_Exercise aim_:
Each line below is to be written out in full, exactly as shown.

_Recorded information_:
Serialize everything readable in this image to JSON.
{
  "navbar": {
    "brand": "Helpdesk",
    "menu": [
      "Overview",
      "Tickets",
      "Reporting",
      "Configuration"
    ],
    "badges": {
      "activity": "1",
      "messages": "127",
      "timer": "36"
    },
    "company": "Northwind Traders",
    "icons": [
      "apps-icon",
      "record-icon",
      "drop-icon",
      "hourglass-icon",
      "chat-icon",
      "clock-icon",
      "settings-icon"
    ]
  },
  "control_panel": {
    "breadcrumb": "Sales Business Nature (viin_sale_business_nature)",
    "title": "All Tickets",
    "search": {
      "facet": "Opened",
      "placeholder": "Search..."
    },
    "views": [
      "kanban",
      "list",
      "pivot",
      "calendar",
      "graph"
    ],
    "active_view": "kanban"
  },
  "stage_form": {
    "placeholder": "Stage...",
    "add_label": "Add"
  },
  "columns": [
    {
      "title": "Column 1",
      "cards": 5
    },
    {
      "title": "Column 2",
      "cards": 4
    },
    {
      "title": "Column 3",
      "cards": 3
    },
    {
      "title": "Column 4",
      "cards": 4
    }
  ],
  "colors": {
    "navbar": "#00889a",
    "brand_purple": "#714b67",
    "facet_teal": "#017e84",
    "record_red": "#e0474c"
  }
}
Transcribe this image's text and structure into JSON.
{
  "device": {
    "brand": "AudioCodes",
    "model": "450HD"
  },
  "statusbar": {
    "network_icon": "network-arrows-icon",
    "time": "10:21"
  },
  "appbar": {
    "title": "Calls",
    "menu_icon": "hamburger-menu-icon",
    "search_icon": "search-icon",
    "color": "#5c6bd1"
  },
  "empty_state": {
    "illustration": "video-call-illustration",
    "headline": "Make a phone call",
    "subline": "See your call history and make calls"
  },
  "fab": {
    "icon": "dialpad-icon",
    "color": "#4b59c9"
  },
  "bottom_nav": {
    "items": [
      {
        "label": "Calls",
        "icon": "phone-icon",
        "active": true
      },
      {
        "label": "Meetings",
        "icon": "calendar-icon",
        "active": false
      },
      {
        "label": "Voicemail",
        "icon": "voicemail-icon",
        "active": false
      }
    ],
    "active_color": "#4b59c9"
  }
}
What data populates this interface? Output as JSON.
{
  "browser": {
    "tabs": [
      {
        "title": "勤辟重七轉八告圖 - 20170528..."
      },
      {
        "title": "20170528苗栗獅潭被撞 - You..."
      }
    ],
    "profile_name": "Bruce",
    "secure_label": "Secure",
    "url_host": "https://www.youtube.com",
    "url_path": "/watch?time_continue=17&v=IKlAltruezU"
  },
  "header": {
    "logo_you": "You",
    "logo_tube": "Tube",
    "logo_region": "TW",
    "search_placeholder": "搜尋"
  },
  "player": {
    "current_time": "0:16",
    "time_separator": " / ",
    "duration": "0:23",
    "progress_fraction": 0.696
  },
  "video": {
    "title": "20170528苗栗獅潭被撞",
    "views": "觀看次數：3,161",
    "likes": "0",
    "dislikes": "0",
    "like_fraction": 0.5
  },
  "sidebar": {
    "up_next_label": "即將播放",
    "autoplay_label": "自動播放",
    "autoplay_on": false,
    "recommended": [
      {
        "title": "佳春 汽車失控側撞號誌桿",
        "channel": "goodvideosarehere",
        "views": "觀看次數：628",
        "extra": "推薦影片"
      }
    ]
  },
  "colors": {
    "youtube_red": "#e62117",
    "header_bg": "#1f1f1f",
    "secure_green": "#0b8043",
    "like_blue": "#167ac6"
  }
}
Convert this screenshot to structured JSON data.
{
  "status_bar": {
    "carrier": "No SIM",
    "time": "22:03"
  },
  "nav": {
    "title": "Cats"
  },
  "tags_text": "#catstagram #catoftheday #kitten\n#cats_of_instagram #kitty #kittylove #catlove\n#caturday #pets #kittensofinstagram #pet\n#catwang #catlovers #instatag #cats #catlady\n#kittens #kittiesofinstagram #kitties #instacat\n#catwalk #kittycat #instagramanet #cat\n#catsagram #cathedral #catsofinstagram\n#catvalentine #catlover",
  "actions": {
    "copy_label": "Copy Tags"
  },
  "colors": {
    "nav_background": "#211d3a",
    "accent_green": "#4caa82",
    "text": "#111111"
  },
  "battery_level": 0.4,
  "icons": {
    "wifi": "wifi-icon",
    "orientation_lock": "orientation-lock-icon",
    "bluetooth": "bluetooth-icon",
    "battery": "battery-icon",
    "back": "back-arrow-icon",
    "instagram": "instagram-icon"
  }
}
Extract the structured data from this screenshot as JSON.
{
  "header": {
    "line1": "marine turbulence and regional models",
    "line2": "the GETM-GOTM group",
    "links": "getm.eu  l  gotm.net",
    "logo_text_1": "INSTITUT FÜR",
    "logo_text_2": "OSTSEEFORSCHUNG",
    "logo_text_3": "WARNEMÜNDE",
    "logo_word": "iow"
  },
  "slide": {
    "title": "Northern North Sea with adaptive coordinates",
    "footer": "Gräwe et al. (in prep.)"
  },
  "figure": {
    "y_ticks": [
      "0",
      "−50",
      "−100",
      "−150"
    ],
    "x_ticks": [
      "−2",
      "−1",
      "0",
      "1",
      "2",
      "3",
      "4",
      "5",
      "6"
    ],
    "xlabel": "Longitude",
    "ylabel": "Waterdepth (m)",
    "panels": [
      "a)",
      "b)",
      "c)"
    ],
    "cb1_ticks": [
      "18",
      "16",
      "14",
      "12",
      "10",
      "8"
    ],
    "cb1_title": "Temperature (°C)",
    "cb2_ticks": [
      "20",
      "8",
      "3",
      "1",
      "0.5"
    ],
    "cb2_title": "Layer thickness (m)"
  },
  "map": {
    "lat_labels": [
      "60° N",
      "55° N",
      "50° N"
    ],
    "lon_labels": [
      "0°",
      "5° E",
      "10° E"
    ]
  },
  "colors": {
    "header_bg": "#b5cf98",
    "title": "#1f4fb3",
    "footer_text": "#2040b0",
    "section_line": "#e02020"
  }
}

_Task solution_:
Serialize everything readable in this image to JSON.
{
  "navbar": {
    "brand": "Helpdesk",
    "menu": [
      "Overview",
      "Tickets",
      "Reporting",
      "Configuration"
    ],
    "badges": {
      "activity": "1",
      "messages": "127",
      "timer": "36"
    },
    "company": "Northwind Traders",
    "icons": [
      "apps-icon",
      "record-icon",
      "drop-icon",
      "hourglass-icon",
      "chat-icon",
      "clock-icon",
      "settings-icon"
    ]
  },
  "control_panel": {
    "breadcrumb": "Sales Business Nature (viin_sale_business_nature)",
    "title": "All Tickets",
    "search": {
      "facet": "Opened",
      "placeholder": "Search..."
    },
    "views": [
      "kanban",
      "list",
      "pivot",
      "calendar",
      "graph"
    ],
    "active_view": "kanban"
  },
  "stage_form": {
    "placeholder": "Stage...",
    "add_label": "Add"
  },
  "columns": [
    {
      "title": "Column 1",
      "cards": 5
    },
    {
      "title": "Column 2",
      "cards": 4
    },
    {
      "title": "Column 3",
      "cards": 3
    },
    {
      "title": "Column 4",
      "cards": 4
    }
  ],
  "colors": {
    "navbar": "#00889a",
    "brand_purple": "#714b67",
    "facet_teal": "#017e84",
    "record_red": "#e0474c"
  }
}
Transcribe this image's text and structure into JSON.
{
  "device": {
    "brand": "AudioCodes",
    "model": "450HD"
  },
  "statusbar": {
    "network_icon": "network-arrows-icon",
    "time": "10:21"
  },
  "appbar": {
    "title": "Calls",
    "menu_icon": "hamburger-menu-icon",
    "search_icon": "search-icon",
    "color": "#5c6bd1"
  },
  "empty_state": {
    "illustration": "video-call-illustration",
    "headline": "Make a phone call",
    "subline": "See your call history and make calls"
  },
  "fab": {
    "icon": "dialpad-icon",
    "color": "#4b59c9"
  },
  "bottom_nav": {
    "items": [
      {
        "label": "Calls",
        "icon": "phone-icon",
        "active": true
      },
      {
        "label": "Meetings",
        "icon": "calendar-icon",
        "active": false
      },
      {
        "label": "Voicemail",
        "icon": "voicemail-icon",
        "active": false
      }
    ],
    "active_color": "#4b59c9"
  }
}
What data populates this interface? Output as JSON.
{
  "browser": {
    "tabs": [
      {
        "title": "勤辟重七轉八告圖 - 20170528..."
      },
      {
        "title": "20170528苗栗獅潭被撞 - You..."
      }
    ],
    "profile_name": "Bruce",
    "secure_label": "Secure",
    "url_host": "https://www.youtube.com",
    "url_path": "/watch?time_continue=17&v=IKlAltruezU"
  },
  "header": {
    "logo_you": "You",
    "logo_tube": "Tube",
    "logo_region": "TW",
    "search_placeholder": "搜尋"
  },
  "player": {
    "current_time": "0:16",
    "time_separator": " / ",
    "duration": "0:23",
    "progress_fraction": 0.696
  },
  "video": {
    "title": "20170528苗栗獅潭被撞",
    "views": "觀看次數：3,161",
    "likes": "0",
    "dislikes": "0",
    "like_fraction": 0.5
  },
  "sidebar": {
    "up_next_label": "即將播放",
    "autoplay_label": "自動播放",
    "autoplay_on": false,
    "recommended": [
      {
        "title": "佳春 汽車失控側撞號誌桿",
        "channel": "goodvideosarehere",
        "views": "觀看次數：628",
        "extra": "推薦影片"
      }
    ]
  },
  "colors": {
    "youtube_red": "#e62117",
    "header_bg": "#1f1f1f",
    "secure_green": "#0b8043",
    "like_blue": "#167ac6"
  }
}
Convert this screenshot to structured JSON data.
{
  "status_bar": {
    "carrier": "No SIM",
    "time": "22:03"
  },
  "nav": {
    "title": "Cats"
  },
  "tags_text": "#catstagram #catoftheday #kitten\n#cats_of_instagram #kitty #kittylove #catlove\n#caturday #pets #kittensofinstagram #pet\n#catwang #catlovers #instatag #cats #catlady\n#kittens #kittiesofinstagram #kitties #instacat\n#catwalk #kittycat #instagramanet #cat\n#catsagram #cathedral #catsofinstagram\n#catvalentine #catlover",
  "actions": {
    "copy_label": "Copy Tags"
  },
  "colors": {
    "nav_background": "#211d3a",
    "accent_green": "#4caa82",
    "text": "#111111"
  },
  "battery_level": 0.4,
  "icons": {
    "wifi": "wifi-icon",
    "orientation_lock": "orientation-lock-icon",
    "bluetooth": "bluetooth-icon",
    "battery": "battery-icon",
    "back": "back-arrow-icon",
    "instagram": "instagram-icon"
  }
}
Extract the structured data from this screenshot as JSON.
{
  "header": {
    "line1": "marine turbulence and regional models",
    "line2": "the GETM-GOTM group",
    "links": "getm.eu  l  gotm.net",
    "logo_text_1": "INSTITUT FÜR",
    "logo_text_2": "OSTSEEFORSCHUNG",
    "logo_text_3": "WARNEMÜNDE",
    "logo_word": "iow"
  },
  "slide": {
    "title": "Northern North Sea with adaptive coordinates",
    "footer": "Gräwe et al. (in prep.)"
  },
  "figure": {
    "y_ticks": [
      "0",
      "−50",
      "−100",
      "−150"
    ],
    "x_ticks": [
      "−2",
      "−1",
      "0",
      "1",
      "2",
      "3",
      "4",
      "5",
      "6"
    ],
    "xlabel": "Longitude",
    "ylabel": "Waterdepth (m)",
    "panels": [
      "a)",
      "b)",
      "c)"
    ],
    "cb1_ticks": [
      "18",
      "16",
      "14",
      "12",
      "10",
      "8"
    ],
    "cb1_title": "Temperature (°C)",
    "cb2_ticks": [
      "20",
      "8",
      "3",
      "1",
      "0.5"
    ],
    "cb2_title": "Layer thickness (m)"
  },
  "map": {
    "lat_labels": [
      "60° N",
      "55° N",
      "50° N"
    ],
    "lon_labels": [
      "0°",
      "5° E",
      "10° E"
    ]
  },
  "colors": {
    "header_bg": "#b5cf98",
    "title": "#1f4fb3",
    "footer_text": "#2040b0",
    "section_line": "#e02020"
  }
}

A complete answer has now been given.